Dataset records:
-- Begin --

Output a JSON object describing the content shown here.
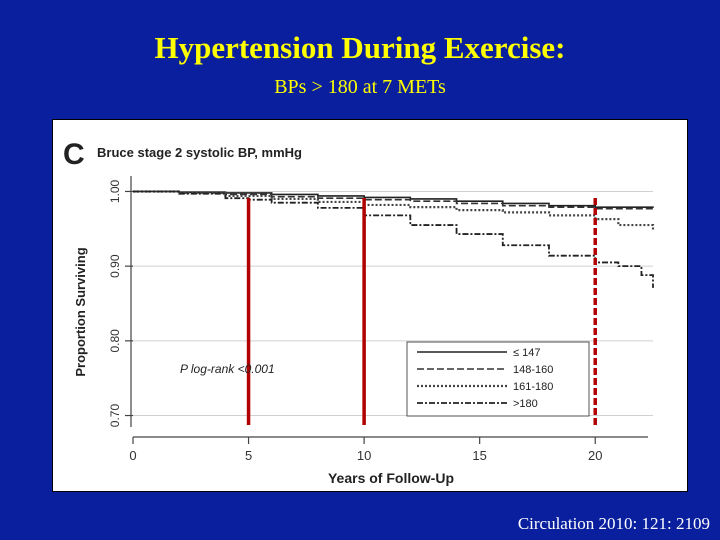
{
  "slide": {
    "title": "Hypertension During Exercise:",
    "subtitle": "BPs > 180 at 7 METs",
    "citation": "Circulation 2010: 121: 2109"
  },
  "colors": {
    "background": "#0a1f9e",
    "title": "#ffff00",
    "marker": "#b00000",
    "ink": "#222222"
  },
  "chart_data": {
    "type": "line",
    "panel_label": "C",
    "title": "Bruce stage 2 systolic BP, mmHg",
    "xlabel": "Years of Follow-Up",
    "ylabel": "Proportion Surviving",
    "xlim": [
      0,
      22.5
    ],
    "ylim": [
      0.69,
      1.01
    ],
    "xticks": [
      0,
      5,
      10,
      15,
      20
    ],
    "yticks": [
      1.0,
      0.9,
      0.8,
      0.7
    ],
    "ytick_labels": [
      "1.00",
      "0.90",
      "0.80",
      "0.70"
    ],
    "grid": true,
    "annotation": "P log-rank <0.001",
    "legend_position": "bottom-right",
    "series": [
      {
        "name": "≤ 147",
        "style": "solid",
        "x": [
          0,
          2,
          4,
          6,
          8,
          10,
          12,
          14,
          16,
          18,
          20,
          22.5
        ],
        "y": [
          1.0,
          0.999,
          0.998,
          0.996,
          0.994,
          0.992,
          0.99,
          0.987,
          0.984,
          0.981,
          0.979,
          0.978
        ]
      },
      {
        "name": "148-160",
        "style": "dashed",
        "x": [
          0,
          2,
          4,
          6,
          8,
          10,
          12,
          14,
          16,
          18,
          20,
          22.5
        ],
        "y": [
          1.0,
          0.998,
          0.996,
          0.993,
          0.991,
          0.989,
          0.987,
          0.984,
          0.981,
          0.979,
          0.977,
          0.975
        ]
      },
      {
        "name": "161-180",
        "style": "dotted",
        "x": [
          0,
          2,
          4,
          6,
          8,
          10,
          12,
          14,
          16,
          18,
          20,
          21,
          22.5
        ],
        "y": [
          1.0,
          0.998,
          0.994,
          0.99,
          0.986,
          0.982,
          0.979,
          0.975,
          0.972,
          0.968,
          0.963,
          0.955,
          0.948
        ]
      },
      {
        "name": ">180",
        "style": "dashdot",
        "x": [
          0,
          2,
          4,
          5,
          6,
          8,
          10,
          12,
          14,
          16,
          18,
          20,
          21,
          22,
          22.5
        ],
        "y": [
          1.0,
          0.997,
          0.991,
          0.989,
          0.985,
          0.978,
          0.968,
          0.955,
          0.943,
          0.928,
          0.914,
          0.905,
          0.9,
          0.888,
          0.871
        ]
      }
    ],
    "markers": [
      {
        "x": 5,
        "style": "solid"
      },
      {
        "x": 10,
        "style": "solid"
      },
      {
        "x": 20,
        "style": "dashed"
      }
    ]
  }
}
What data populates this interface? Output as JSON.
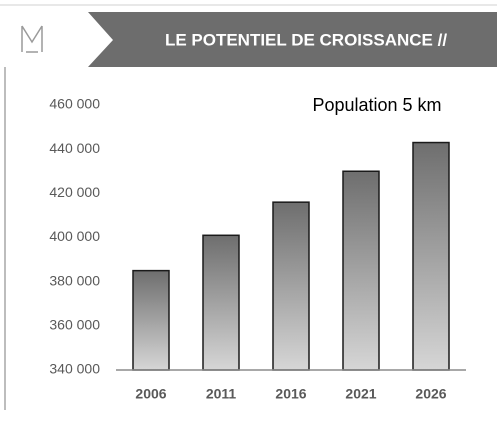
{
  "chart_data": {
    "type": "bar",
    "title": "LE POTENTIEL DE CROISSANCE //",
    "subtitle": "Population 5 km",
    "categories": [
      "2006",
      "2011",
      "2016",
      "2021",
      "2026"
    ],
    "values": [
      385000,
      401000,
      416000,
      430000,
      443000
    ],
    "ylim": [
      340000,
      460000
    ],
    "yticks": [
      {
        "value": 340000,
        "label": "340 000"
      },
      {
        "value": 360000,
        "label": "360 000"
      },
      {
        "value": 380000,
        "label": "380 000"
      },
      {
        "value": 400000,
        "label": "400 000"
      },
      {
        "value": 420000,
        "label": "420 000"
      },
      {
        "value": 440000,
        "label": "440 000"
      },
      {
        "value": 460000,
        "label": "460 000"
      }
    ],
    "grid": false
  }
}
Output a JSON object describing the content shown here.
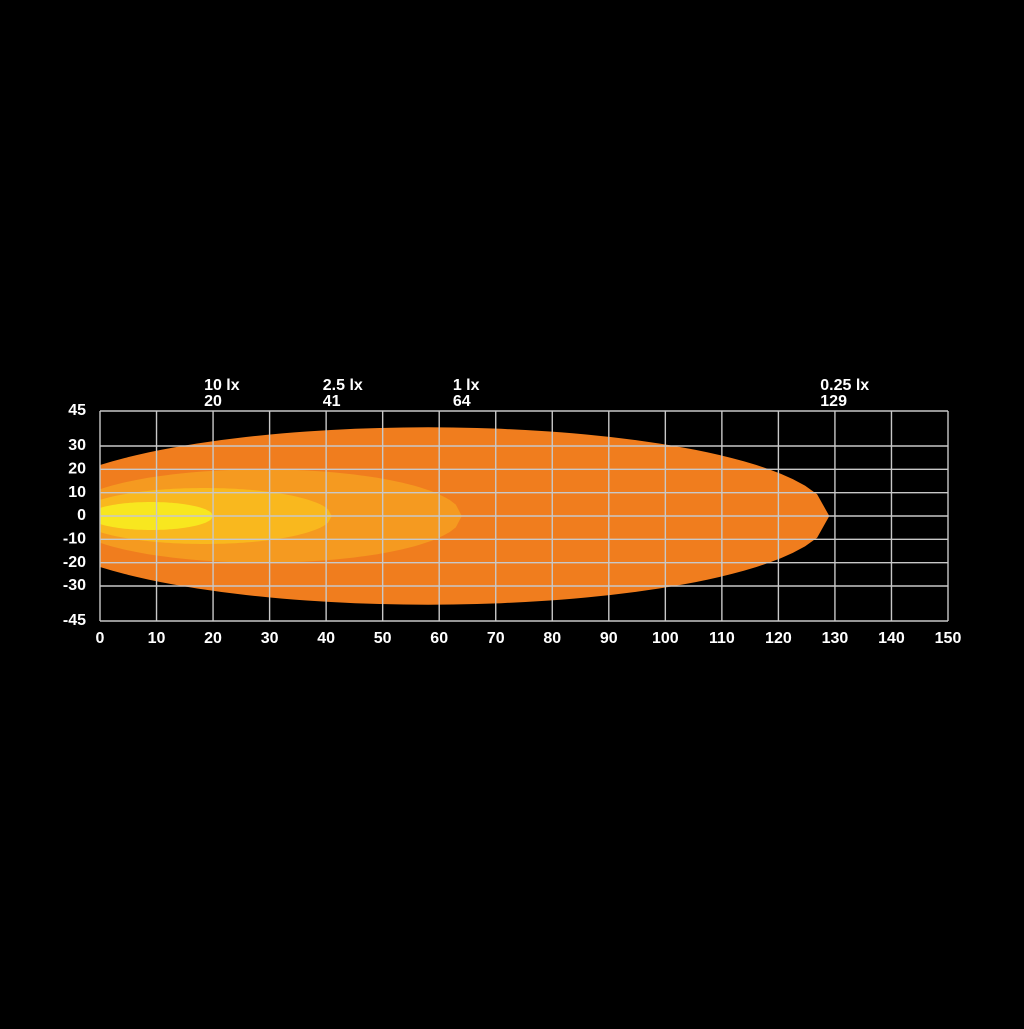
{
  "chart_data": {
    "type": "isolux",
    "series": [
      {
        "name": "10 lx",
        "color": "#f8e71f",
        "reach": 20,
        "half_width": 6
      },
      {
        "name": "2.5 lx",
        "color": "#f9b81e",
        "reach": 41,
        "half_width": 12
      },
      {
        "name": "1 lx",
        "color": "#f59a20",
        "reach": 64,
        "half_width": 20
      },
      {
        "name": "0.25 lx",
        "color": "#f07d1e",
        "reach": 129,
        "half_width": 38
      }
    ],
    "xlim": [
      0,
      150
    ],
    "xticks": [
      0,
      10,
      20,
      30,
      40,
      50,
      60,
      70,
      80,
      90,
      100,
      110,
      120,
      130,
      140,
      150
    ],
    "ylim": [
      -45,
      45
    ],
    "yticks": [
      -45,
      -30,
      -20,
      -10,
      0,
      10,
      20,
      30,
      45
    ],
    "grid": true
  }
}
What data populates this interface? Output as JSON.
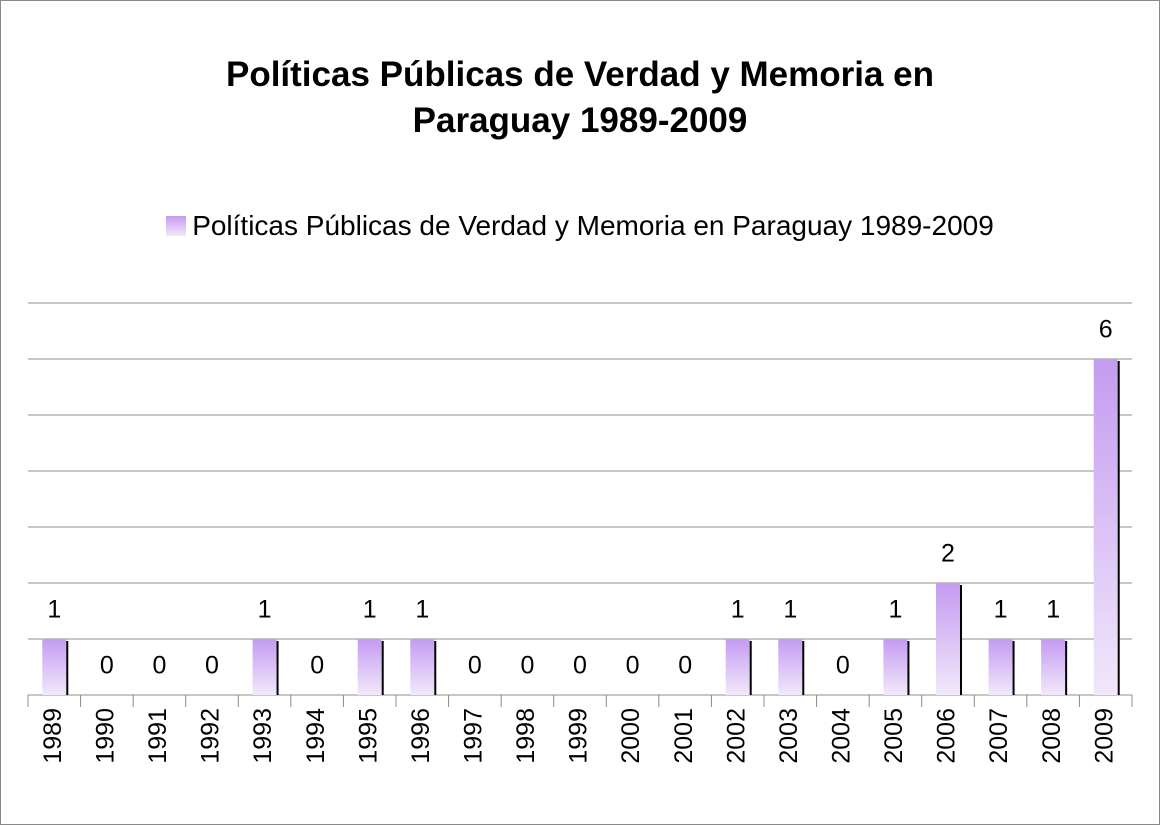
{
  "chart_data": {
    "type": "bar",
    "title": "Políticas Públicas de Verdad y Memoria en Paraguay 1989-2009",
    "categories": [
      "1989",
      "1990",
      "1991",
      "1992",
      "1993",
      "1994",
      "1995",
      "1996",
      "1997",
      "1998",
      "1999",
      "2000",
      "2001",
      "2002",
      "2003",
      "2004",
      "2005",
      "2006",
      "2007",
      "2008",
      "2009"
    ],
    "series": [
      {
        "name": "Políticas Públicas de Verdad y Memoria en Paraguay 1989-2009",
        "color": "#c49bf0",
        "values": [
          1,
          0,
          0,
          0,
          1,
          0,
          1,
          1,
          0,
          0,
          0,
          0,
          0,
          1,
          1,
          0,
          1,
          2,
          1,
          1,
          6
        ]
      }
    ],
    "ylim": [
      0,
      7
    ],
    "yticks": [
      0,
      1,
      2,
      3,
      4,
      5,
      6,
      7
    ],
    "grid": true,
    "legend": "top"
  }
}
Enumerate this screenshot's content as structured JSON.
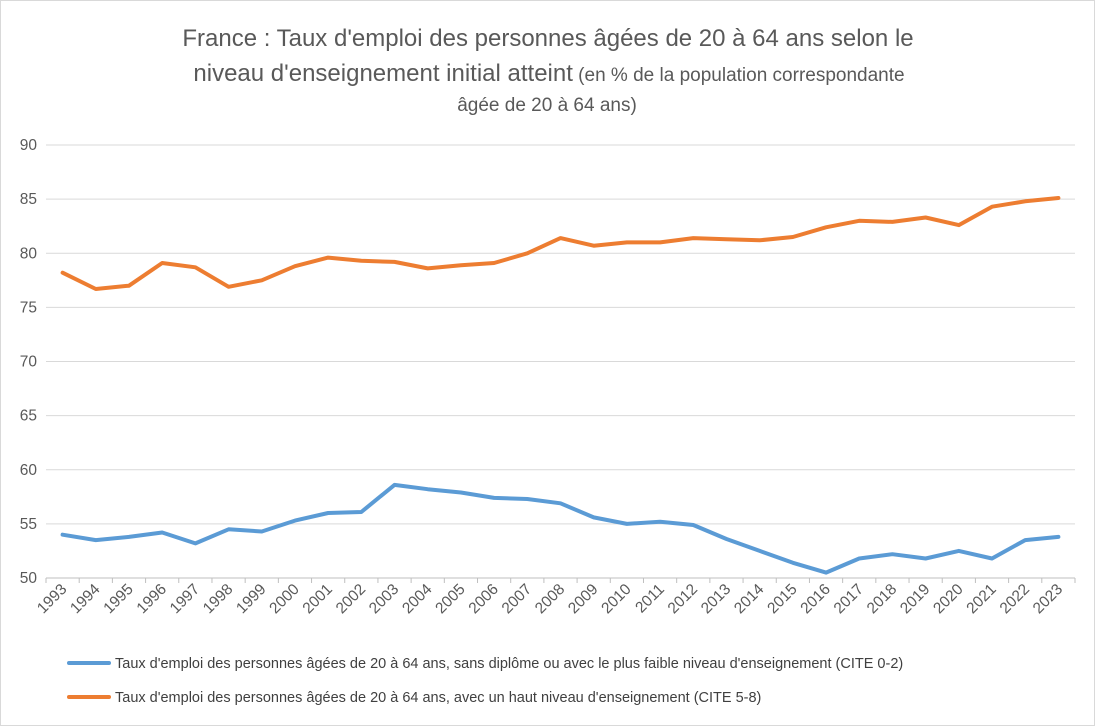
{
  "chart_data": {
    "type": "line",
    "title": {
      "line1": "France : Taux d'emploi des personnes âgées de 20 à 64 ans selon le",
      "line2_main": "niveau d'enseignement  initial atteint",
      "line2_sub": " (en % de la population correspondante",
      "line3_sub": "âgée de 20 à 64 ans)"
    },
    "xlabel": "",
    "ylabel": "",
    "ylim": [
      50,
      90
    ],
    "yticks": [
      90,
      85,
      80,
      75,
      70,
      65,
      60,
      55,
      50
    ],
    "grid": true,
    "legend_position": "bottom",
    "categories": [
      "1993",
      "1994",
      "1995",
      "1996",
      "1997",
      "1998",
      "1999",
      "2000",
      "2001",
      "2002",
      "2003",
      "2004",
      "2005",
      "2006",
      "2007",
      "2008",
      "2009",
      "2010",
      "2011",
      "2012",
      "2013",
      "2014",
      "2015",
      "2016",
      "2017",
      "2018",
      "2019",
      "2020",
      "2021",
      "2022",
      "2023"
    ],
    "series": [
      {
        "name": "Taux d'emploi des personnes âgées de 20 à 64 ans, sans diplôme ou avec le plus faible niveau d'enseignement  (CITE 0-2)",
        "color": "#5b9bd5",
        "values": [
          54.0,
          53.5,
          53.8,
          54.2,
          53.2,
          54.5,
          54.3,
          55.3,
          56.0,
          56.1,
          58.6,
          58.2,
          57.9,
          57.4,
          57.3,
          56.9,
          55.6,
          55.0,
          55.2,
          54.9,
          53.6,
          52.5,
          51.4,
          50.5,
          51.8,
          52.2,
          51.8,
          52.5,
          51.8,
          53.5,
          53.8
        ]
      },
      {
        "name": "Taux d'emploi des personnes âgées de 20 à 64 ans, avec un haut niveau d'enseignement (CITE 5-8)",
        "color": "#ed7d31",
        "values": [
          78.2,
          76.7,
          77.0,
          79.1,
          78.7,
          76.9,
          77.5,
          78.8,
          79.6,
          79.3,
          79.2,
          78.6,
          78.9,
          79.1,
          80.0,
          81.4,
          80.7,
          81.0,
          81.0,
          81.4,
          81.3,
          81.2,
          81.5,
          82.4,
          83.0,
          82.9,
          83.3,
          82.6,
          84.3,
          84.8,
          85.1
        ]
      }
    ]
  }
}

-- End --

**TASK**
Tally up the lines of the listing containing the word "Paraguay". Give only the total.

**REPLY TO THE TASK**
2